◆ **PASSAGE TO READ**
================================

[BUG] dwcgf error of NvSciIpcOpenEndpoint with shm header not cleared

Required Info:

  • Software Version
    DRIVE OS 6.0.6
  • Target OS
    Linux
  • SDK Manager Version
    1.9.2.10884
  • Host Machine Version
    native Ubuntu Linux 20.04 Host installed with DRIVE OS DOCKER Containers

Describe the bug

To Reproduce

the repo is here GitHub - ZhenshengLee/nv_driveworks_demo: Nvidia Driveworks Demo with CGF, ROS2 and Docker.

# goto target system which is orin devkit
cd ./nv_driveworks_demo/target/aarch64/install/example/dwcgf_helloworld/bin/
sudo ./run_cgf.sh

Expected behavior

the helloworld app can run as expected.

================================

◆ **PROVIDED RECORDS**
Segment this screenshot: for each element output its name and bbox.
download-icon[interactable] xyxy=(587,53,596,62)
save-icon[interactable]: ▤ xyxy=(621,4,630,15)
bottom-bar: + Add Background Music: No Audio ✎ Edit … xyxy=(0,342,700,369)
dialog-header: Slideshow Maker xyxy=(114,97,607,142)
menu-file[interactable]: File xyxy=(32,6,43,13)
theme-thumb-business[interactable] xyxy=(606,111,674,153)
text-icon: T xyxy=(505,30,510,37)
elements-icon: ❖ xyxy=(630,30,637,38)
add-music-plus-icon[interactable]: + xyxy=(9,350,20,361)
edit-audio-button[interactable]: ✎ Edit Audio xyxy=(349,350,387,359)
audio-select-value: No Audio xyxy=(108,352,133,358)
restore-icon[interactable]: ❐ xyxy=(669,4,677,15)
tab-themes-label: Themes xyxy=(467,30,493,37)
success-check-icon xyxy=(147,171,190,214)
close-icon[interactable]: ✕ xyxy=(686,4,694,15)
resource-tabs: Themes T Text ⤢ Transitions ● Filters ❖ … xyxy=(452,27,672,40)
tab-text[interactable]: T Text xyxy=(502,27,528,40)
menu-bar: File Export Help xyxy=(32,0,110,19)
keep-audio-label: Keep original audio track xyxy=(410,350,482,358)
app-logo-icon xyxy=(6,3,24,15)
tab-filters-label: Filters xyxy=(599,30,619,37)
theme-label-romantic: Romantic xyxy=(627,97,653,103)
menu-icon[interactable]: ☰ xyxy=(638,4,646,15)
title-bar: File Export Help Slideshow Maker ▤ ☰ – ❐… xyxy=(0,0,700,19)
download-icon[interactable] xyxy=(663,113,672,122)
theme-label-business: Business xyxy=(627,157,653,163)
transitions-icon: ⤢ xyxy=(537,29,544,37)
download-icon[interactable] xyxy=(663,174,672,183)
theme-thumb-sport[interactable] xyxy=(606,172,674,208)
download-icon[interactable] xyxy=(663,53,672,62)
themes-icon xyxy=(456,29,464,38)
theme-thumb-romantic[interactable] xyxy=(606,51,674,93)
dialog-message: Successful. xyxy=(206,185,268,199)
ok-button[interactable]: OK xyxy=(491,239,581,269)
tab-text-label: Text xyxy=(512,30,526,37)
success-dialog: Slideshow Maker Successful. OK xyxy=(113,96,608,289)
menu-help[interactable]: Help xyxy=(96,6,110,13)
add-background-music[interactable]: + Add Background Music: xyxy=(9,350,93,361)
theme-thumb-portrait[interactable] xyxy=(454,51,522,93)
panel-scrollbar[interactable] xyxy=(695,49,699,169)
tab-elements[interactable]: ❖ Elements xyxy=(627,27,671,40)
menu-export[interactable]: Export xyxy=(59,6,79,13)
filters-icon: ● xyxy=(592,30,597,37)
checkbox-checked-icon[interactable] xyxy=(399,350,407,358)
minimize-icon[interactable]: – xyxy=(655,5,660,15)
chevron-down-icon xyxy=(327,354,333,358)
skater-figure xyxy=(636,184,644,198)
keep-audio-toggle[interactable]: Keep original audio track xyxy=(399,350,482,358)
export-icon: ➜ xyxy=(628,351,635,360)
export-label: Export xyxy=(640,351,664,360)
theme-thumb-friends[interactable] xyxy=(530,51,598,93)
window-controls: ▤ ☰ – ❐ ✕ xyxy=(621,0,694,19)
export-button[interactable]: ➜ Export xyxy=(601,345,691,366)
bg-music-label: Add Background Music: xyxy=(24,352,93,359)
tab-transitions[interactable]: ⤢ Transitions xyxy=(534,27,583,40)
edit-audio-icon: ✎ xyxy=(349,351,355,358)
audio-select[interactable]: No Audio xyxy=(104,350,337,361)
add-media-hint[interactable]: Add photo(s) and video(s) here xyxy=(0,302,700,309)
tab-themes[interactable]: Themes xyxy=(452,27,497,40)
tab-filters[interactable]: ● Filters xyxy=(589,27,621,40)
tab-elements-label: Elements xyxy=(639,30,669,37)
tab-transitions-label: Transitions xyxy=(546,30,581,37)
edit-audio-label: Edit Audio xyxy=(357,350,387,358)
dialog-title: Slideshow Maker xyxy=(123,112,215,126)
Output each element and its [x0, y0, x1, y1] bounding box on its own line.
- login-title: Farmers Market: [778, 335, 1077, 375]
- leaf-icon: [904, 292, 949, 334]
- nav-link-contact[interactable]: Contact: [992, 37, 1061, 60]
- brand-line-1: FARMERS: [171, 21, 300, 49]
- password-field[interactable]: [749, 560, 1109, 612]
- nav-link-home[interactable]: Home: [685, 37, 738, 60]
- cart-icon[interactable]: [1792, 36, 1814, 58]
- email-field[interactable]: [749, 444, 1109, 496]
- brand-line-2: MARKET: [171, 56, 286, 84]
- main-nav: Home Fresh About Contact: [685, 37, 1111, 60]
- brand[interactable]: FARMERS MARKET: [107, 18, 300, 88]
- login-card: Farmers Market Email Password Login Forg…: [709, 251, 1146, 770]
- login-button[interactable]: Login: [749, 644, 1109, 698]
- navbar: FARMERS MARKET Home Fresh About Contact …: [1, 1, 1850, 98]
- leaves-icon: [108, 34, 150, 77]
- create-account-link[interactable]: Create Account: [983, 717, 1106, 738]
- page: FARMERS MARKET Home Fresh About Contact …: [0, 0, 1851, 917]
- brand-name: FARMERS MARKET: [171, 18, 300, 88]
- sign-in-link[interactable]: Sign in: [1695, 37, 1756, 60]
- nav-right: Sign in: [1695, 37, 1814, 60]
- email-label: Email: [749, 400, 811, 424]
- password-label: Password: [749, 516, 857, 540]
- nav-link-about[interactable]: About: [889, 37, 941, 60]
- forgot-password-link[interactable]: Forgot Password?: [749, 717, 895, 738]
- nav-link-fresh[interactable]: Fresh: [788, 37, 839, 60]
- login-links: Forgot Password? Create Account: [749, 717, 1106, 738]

================================

◆ **STATED PROBLEM A**
Reproduce the bug report in full, word for word.
◆ **STATED PROBLEM B**
Present the rows as a Markdown table, starting at the beginning of the rows and ending at the line that contains "resource-tabs: Themes T". Use the columns Line and Content, number each line, and omit blank lines.
The bug report and the rows have no connection to each other.

◆ **WRITTEN SOLUTION A**
[BUG] dwcgf error of NvSciIpcOpenEndpoint with shm header not cleared

Required Info:

  • Software Version
    DRIVE OS 6.0.6
  • Target OS
    Linux
  • SDK Manager Version
    1.9.2.10884
  • Host Machine Version
    native Ubuntu Linux 20.04 Host installed with DRIVE OS DOCKER Containers

Describe the bug

To Reproduce

the repo is here GitHub - ZhenshengLee/nv_driveworks_demo: Nvidia Driveworks Demo with CGF, ROS2 and Docker.

# goto target system which is orin devkit
cd ./nv_driveworks_demo/target/aarch64/install/example/dwcgf_helloworld/bin/
sudo ./run_cgf.sh

Expected behavior

the helloworld app can run as expected.

◆ **WRITTEN SOLUTION B**
| Line | Content |
|---|---|
| 1 | Segment this screenshot: for each element output its name and bbox. |
| 2 | download-icon[interactable] xyxy=(587,53,596,62) |
| 3 | save-icon[interactable]: ▤ xyxy=(621,4,630,15) |
| 4 | bottom-bar: + Add Background Music: No Audio ✎ Edit … xyxy=(0,342,700,369) |
| 5 | dialog-header: Slideshow Maker xyxy=(114,97,607,142) |
| 6 | menu-file[interactable]: File xyxy=(32,6,43,13) |
| 7 | theme-thumb-business[interactable] xyxy=(606,111,674,153) |
| 8 | text-icon: T xyxy=(505,30,510,37) |
| 9 | elements-icon: ❖ xyxy=(630,30,637,38) |
| 10 | add-music-plus-icon[interactable]: + xyxy=(9,350,20,361) |
| 11 | edit-audio-button[interactable]: ✎ Edit Audio xyxy=(349,350,387,359) |
| 12 | audio-select-value: No Audio xyxy=(108,352,133,358) |
| 13 | restore-icon[interactable]: ❐ xyxy=(669,4,677,15) |
| 14 | tab-themes-label: Themes xyxy=(467,30,493,37) |
| 15 | success-check-icon xyxy=(147,171,190,214) |
| 16 | close-icon[interactable]: ✕ xyxy=(686,4,694,15) |
| 17 | resource-tabs: Themes T Text ⤢ Transitions ● Filters ❖ … xyxy=(452,27,672,40) |